:: Task goal ::
Return each line of the records below word for word, leaving the pictures out of your answer.

:: Data excerpts ::
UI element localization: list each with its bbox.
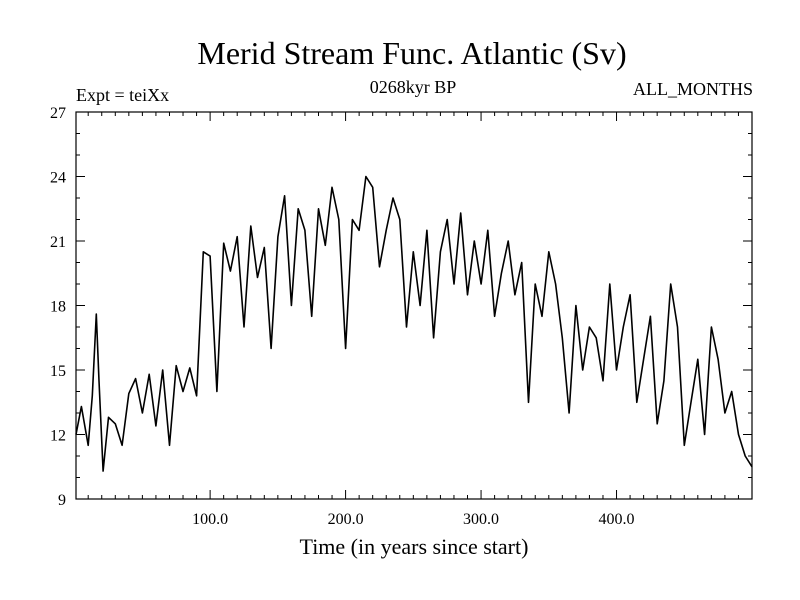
- series-layer: [75, 175, 753, 472]
- y-tick-label: 18: [50, 299, 66, 316]
- y-tick-label: 24: [50, 170, 66, 187]
- y-tick-label: 12: [50, 428, 66, 445]
- y-tick-label: 15: [50, 363, 66, 380]
- plot-frame: [75, 111, 753, 500]
- x-tick-label: 100.0: [192, 511, 228, 528]
- x-axis-ticks: 100.0 200.0 300.0 400.0: [87, 112, 753, 528]
- x-axis-label: Time (in years since start): [300, 534, 529, 559]
- x-tick-label: 300.0: [463, 511, 499, 528]
- y-tick-label: 27: [50, 105, 66, 122]
- y-tick-label: 21: [50, 234, 66, 251]
- chart-title: Merid Stream Func. Atlantic (Sv): [197, 35, 626, 71]
- experiment-label: Expt = teiXx: [76, 85, 169, 105]
- period-label: 0268kyr BP: [370, 77, 457, 97]
- x-tick-label: 400.0: [599, 511, 635, 528]
- y-axis-ticks: 9 12 15 18 21 24 27: [50, 105, 752, 509]
- x-tick-label: 200.0: [328, 511, 364, 528]
- y-tick-label: 9: [58, 492, 66, 509]
- months-label: ALL_MONTHS: [633, 79, 753, 99]
- series-line: [75, 175, 753, 472]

:: Result of the task ::
UI element localization: list each with its bbox.
- series-layer: [75, 175, 753, 472]
- y-tick-label: 18: [50, 299, 66, 316]
- y-tick-label: 24: [50, 170, 66, 187]
- y-tick-label: 12: [50, 428, 66, 445]
- y-tick-label: 15: [50, 363, 66, 380]
- plot-frame: [75, 111, 753, 500]
- x-tick-label: 100.0: [192, 511, 228, 528]
- x-axis-ticks: 100.0 200.0 300.0 400.0: [87, 112, 753, 528]
- x-axis-label: Time (in years since start): [300, 534, 529, 559]
- x-tick-label: 300.0: [463, 511, 499, 528]
- y-tick-label: 27: [50, 105, 66, 122]
- y-tick-label: 21: [50, 234, 66, 251]
- chart-title: Merid Stream Func. Atlantic (Sv): [197, 35, 626, 71]
- experiment-label: Expt = teiXx: [76, 85, 169, 105]
- period-label: 0268kyr BP: [370, 77, 457, 97]
- x-tick-label: 400.0: [599, 511, 635, 528]
- y-axis-ticks: 9 12 15 18 21 24 27: [50, 105, 752, 509]
- x-tick-label: 200.0: [328, 511, 364, 528]
- y-tick-label: 9: [58, 492, 66, 509]
- months-label: ALL_MONTHS: [633, 79, 753, 99]
- series-line: [75, 175, 753, 472]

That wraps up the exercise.